Find the lines that contain the word "name" and copy each one.

BEGIN Exercise materials

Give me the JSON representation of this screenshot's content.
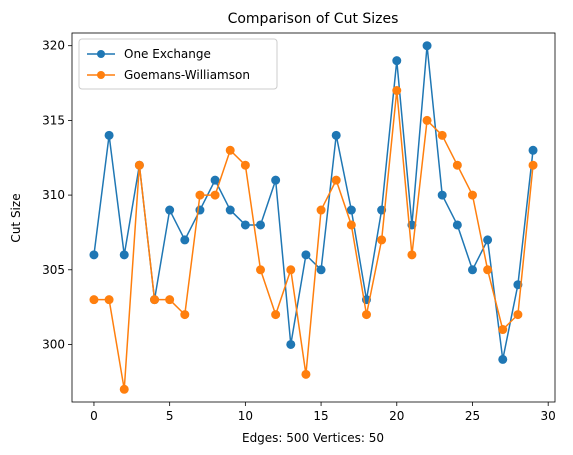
{
  "chart_data": {
    "type": "line",
    "title": "Comparison of Cut Sizes",
    "xlabel": "Edges: 500 Vertices: 50",
    "ylabel": "Cut Size",
    "xlim": [
      -1.45,
      30.45
    ],
    "ylim": [
      296.15,
      320.85
    ],
    "x_ticks": [
      0,
      5,
      10,
      15,
      20,
      25,
      30
    ],
    "y_ticks": [
      300,
      305,
      310,
      315,
      320
    ],
    "grid": false,
    "legend_position": "top-left",
    "x": [
      0,
      1,
      2,
      3,
      4,
      5,
      6,
      7,
      8,
      9,
      10,
      11,
      12,
      13,
      14,
      15,
      16,
      17,
      18,
      19,
      20,
      21,
      22,
      23,
      24,
      25,
      26,
      27,
      28,
      29
    ],
    "series": [
      {
        "name": "One Exchange",
        "color": "#1f77b4",
        "marker": "circle",
        "values": [
          306,
          314,
          306,
          312,
          303,
          309,
          307,
          309,
          311,
          309,
          308,
          308,
          311,
          300,
          306,
          305,
          314,
          309,
          303,
          309,
          319,
          308,
          320,
          310,
          308,
          305,
          307,
          299,
          304,
          313
        ]
      },
      {
        "name": "Goemans-Williamson",
        "color": "#ff7f0e",
        "marker": "circle",
        "values": [
          303,
          303,
          297,
          312,
          303,
          303,
          302,
          310,
          310,
          313,
          312,
          305,
          302,
          305,
          298,
          309,
          311,
          308,
          302,
          307,
          317,
          306,
          315,
          314,
          312,
          310,
          305,
          301,
          302,
          312
        ]
      }
    ]
  }
}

END Exercise materials

The solution —
        "name": "One Exchange",
        "name": "Goemans-Williamson",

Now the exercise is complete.